Work instructions — Every record must be repeated exactly, with no omission.

Dataset rows —
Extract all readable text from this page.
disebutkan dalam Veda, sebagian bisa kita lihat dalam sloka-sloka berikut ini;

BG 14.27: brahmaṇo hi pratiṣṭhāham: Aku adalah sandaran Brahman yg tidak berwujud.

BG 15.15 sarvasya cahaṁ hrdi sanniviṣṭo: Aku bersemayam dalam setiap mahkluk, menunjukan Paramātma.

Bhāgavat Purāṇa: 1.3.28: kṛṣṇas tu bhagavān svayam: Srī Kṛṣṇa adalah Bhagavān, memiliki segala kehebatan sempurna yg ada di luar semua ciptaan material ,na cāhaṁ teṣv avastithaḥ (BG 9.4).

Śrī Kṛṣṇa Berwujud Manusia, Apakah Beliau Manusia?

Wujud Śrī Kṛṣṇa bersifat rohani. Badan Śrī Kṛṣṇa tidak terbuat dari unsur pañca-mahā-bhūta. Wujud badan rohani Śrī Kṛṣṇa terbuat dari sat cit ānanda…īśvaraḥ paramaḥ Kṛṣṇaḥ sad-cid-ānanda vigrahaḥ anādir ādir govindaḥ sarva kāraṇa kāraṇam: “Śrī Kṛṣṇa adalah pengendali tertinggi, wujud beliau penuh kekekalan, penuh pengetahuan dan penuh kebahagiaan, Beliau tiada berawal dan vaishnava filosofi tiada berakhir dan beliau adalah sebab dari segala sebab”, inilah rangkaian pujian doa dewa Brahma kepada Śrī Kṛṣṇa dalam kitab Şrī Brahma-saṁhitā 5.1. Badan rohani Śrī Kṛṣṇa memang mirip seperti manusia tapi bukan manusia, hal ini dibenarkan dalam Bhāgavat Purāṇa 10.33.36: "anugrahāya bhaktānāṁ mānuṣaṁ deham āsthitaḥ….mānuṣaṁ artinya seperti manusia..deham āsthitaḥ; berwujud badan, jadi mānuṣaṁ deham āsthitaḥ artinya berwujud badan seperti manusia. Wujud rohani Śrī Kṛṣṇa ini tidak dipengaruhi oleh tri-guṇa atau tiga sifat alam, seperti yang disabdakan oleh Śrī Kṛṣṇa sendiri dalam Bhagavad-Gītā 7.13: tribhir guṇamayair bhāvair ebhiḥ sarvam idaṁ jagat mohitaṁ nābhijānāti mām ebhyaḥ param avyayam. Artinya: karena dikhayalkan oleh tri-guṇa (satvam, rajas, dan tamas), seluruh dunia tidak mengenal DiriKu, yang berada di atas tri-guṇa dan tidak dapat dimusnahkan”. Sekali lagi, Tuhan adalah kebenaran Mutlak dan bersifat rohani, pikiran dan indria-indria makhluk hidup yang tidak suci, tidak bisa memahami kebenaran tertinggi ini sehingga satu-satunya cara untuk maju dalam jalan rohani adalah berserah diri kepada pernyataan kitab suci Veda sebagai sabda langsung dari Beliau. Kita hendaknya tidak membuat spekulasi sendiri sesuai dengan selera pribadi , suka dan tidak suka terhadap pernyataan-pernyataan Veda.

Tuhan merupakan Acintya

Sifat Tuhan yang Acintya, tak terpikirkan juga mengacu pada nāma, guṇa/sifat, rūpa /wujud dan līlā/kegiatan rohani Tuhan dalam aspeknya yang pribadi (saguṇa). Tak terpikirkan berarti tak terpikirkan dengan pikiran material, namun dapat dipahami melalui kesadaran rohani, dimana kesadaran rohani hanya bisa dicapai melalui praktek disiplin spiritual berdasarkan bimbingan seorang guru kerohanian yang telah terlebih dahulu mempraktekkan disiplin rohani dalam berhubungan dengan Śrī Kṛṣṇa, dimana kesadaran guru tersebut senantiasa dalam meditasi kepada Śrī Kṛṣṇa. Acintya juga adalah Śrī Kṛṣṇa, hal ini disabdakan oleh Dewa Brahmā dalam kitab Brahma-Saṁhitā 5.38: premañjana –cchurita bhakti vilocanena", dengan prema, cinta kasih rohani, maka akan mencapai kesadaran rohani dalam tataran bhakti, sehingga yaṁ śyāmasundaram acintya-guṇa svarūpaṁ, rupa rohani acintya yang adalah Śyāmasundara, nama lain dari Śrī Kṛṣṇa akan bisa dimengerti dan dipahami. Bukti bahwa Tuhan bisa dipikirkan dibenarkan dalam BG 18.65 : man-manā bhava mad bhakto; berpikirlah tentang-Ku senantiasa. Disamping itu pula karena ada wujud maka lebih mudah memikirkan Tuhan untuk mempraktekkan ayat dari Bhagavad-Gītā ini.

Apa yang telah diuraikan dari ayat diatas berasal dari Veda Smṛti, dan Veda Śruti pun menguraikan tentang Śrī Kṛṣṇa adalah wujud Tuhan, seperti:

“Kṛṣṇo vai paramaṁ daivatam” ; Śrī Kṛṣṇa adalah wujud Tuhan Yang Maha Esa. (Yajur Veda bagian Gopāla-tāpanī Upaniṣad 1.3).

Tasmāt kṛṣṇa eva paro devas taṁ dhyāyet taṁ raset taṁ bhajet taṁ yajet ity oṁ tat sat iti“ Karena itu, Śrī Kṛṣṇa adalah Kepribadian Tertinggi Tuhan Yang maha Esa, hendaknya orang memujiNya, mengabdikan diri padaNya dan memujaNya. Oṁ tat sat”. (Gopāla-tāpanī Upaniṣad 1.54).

Reply to the exercise —
Extract all readable text from this page.
disebutkan dalam Veda, sebagian bisa kita lihat dalam sloka-sloka berikut ini;

BG 14.27: brahmaṇo hi pratiṣṭhāham: Aku adalah sandaran Brahman yg tidak berwujud.

BG 15.15 sarvasya cahaṁ hrdi sanniviṣṭo: Aku bersemayam dalam setiap mahkluk, menunjukan Paramātma.

Bhāgavat Purāṇa: 1.3.28: kṛṣṇas tu bhagavān svayam: Srī Kṛṣṇa adalah Bhagavān, memiliki segala kehebatan sempurna yg ada di luar semua ciptaan material ,na cāhaṁ teṣv avastithaḥ (BG 9.4).

Śrī Kṛṣṇa Berwujud Manusia, Apakah Beliau Manusia?

Wujud Śrī Kṛṣṇa bersifat rohani. Badan Śrī Kṛṣṇa tidak terbuat dari unsur pañca-mahā-bhūta. Wujud badan rohani Śrī Kṛṣṇa terbuat dari sat cit ānanda…īśvaraḥ paramaḥ Kṛṣṇaḥ sad-cid-ānanda vigrahaḥ anādir ādir govindaḥ sarva kāraṇa kāraṇam: “Śrī Kṛṣṇa adalah pengendali tertinggi, wujud beliau penuh kekekalan, penuh pengetahuan dan penuh kebahagiaan, Beliau tiada berawal dan vaishnava filosofi tiada berakhir dan beliau adalah sebab dari segala sebab”, inilah rangkaian pujian doa dewa Brahma kepada Śrī Kṛṣṇa dalam kitab Şrī Brahma-saṁhitā 5.1. Badan rohani Śrī Kṛṣṇa memang mirip seperti manusia tapi bukan manusia, hal ini dibenarkan dalam Bhāgavat Purāṇa 10.33.36: "anugrahāya bhaktānāṁ mānuṣaṁ deham āsthitaḥ….mānuṣaṁ artinya seperti manusia..deham āsthitaḥ; berwujud badan, jadi mānuṣaṁ deham āsthitaḥ artinya berwujud badan seperti manusia. Wujud rohani Śrī Kṛṣṇa ini tidak dipengaruhi oleh tri-guṇa atau tiga sifat alam, seperti yang disabdakan oleh Śrī Kṛṣṇa sendiri dalam Bhagavad-Gītā 7.13: tribhir guṇamayair bhāvair ebhiḥ sarvam idaṁ jagat mohitaṁ nābhijānāti mām ebhyaḥ param avyayam. Artinya: karena dikhayalkan oleh tri-guṇa (satvam, rajas, dan tamas), seluruh dunia tidak mengenal DiriKu, yang berada di atas tri-guṇa dan tidak dapat dimusnahkan”. Sekali lagi, Tuhan adalah kebenaran Mutlak dan bersifat rohani, pikiran dan indria-indria makhluk hidup yang tidak suci, tidak bisa memahami kebenaran tertinggi ini sehingga satu-satunya cara untuk maju dalam jalan rohani adalah berserah diri kepada pernyataan kitab suci Veda sebagai sabda langsung dari Beliau. Kita hendaknya tidak membuat spekulasi sendiri sesuai dengan selera pribadi , suka dan tidak suka terhadap pernyataan-pernyataan Veda.

Tuhan merupakan Acintya

Sifat Tuhan yang Acintya, tak terpikirkan juga mengacu pada nāma, guṇa/sifat, rūpa /wujud dan līlā/kegiatan rohani Tuhan dalam aspeknya yang pribadi (saguṇa). Tak terpikirkan berarti tak terpikirkan dengan pikiran material, namun dapat dipahami melalui kesadaran rohani, dimana kesadaran rohani hanya bisa dicapai melalui praktek disiplin spiritual berdasarkan bimbingan seorang guru kerohanian yang telah terlebih dahulu mempraktekkan disiplin rohani dalam berhubungan dengan Śrī Kṛṣṇa, dimana kesadaran guru tersebut senantiasa dalam meditasi kepada Śrī Kṛṣṇa. Acintya juga adalah Śrī Kṛṣṇa, hal ini disabdakan oleh Dewa Brahmā dalam kitab Brahma-Saṁhitā 5.38: premañjana –cchurita bhakti vilocanena", dengan prema, cinta kasih rohani, maka akan mencapai kesadaran rohani dalam tataran bhakti, sehingga yaṁ śyāmasundaram acintya-guṇa svarūpaṁ, rupa rohani acintya yang adalah Śyāmasundara, nama lain dari Śrī Kṛṣṇa akan bisa dimengerti dan dipahami. Bukti bahwa Tuhan bisa dipikirkan dibenarkan dalam BG 18.65 : man-manā bhava mad bhakto; berpikirlah tentang-Ku senantiasa. Disamping itu pula karena ada wujud maka lebih mudah memikirkan Tuhan untuk mempraktekkan ayat dari Bhagavad-Gītā ini.

Apa yang telah diuraikan dari ayat diatas berasal dari Veda Smṛti, dan Veda Śruti pun menguraikan tentang Śrī Kṛṣṇa adalah wujud Tuhan, seperti:

“Kṛṣṇo vai paramaṁ daivatam” ; Śrī Kṛṣṇa adalah wujud Tuhan Yang Maha Esa. (Yajur Veda bagian Gopāla-tāpanī Upaniṣad 1.3).

Tasmāt kṛṣṇa eva paro devas taṁ dhyāyet taṁ raset taṁ bhajet taṁ yajet ity oṁ tat sat iti“ Karena itu, Śrī Kṛṣṇa adalah Kepribadian Tertinggi Tuhan Yang maha Esa, hendaknya orang memujiNya, mengabdikan diri padaNya dan memujaNya. Oṁ tat sat”. (Gopāla-tāpanī Upaniṣad 1.54).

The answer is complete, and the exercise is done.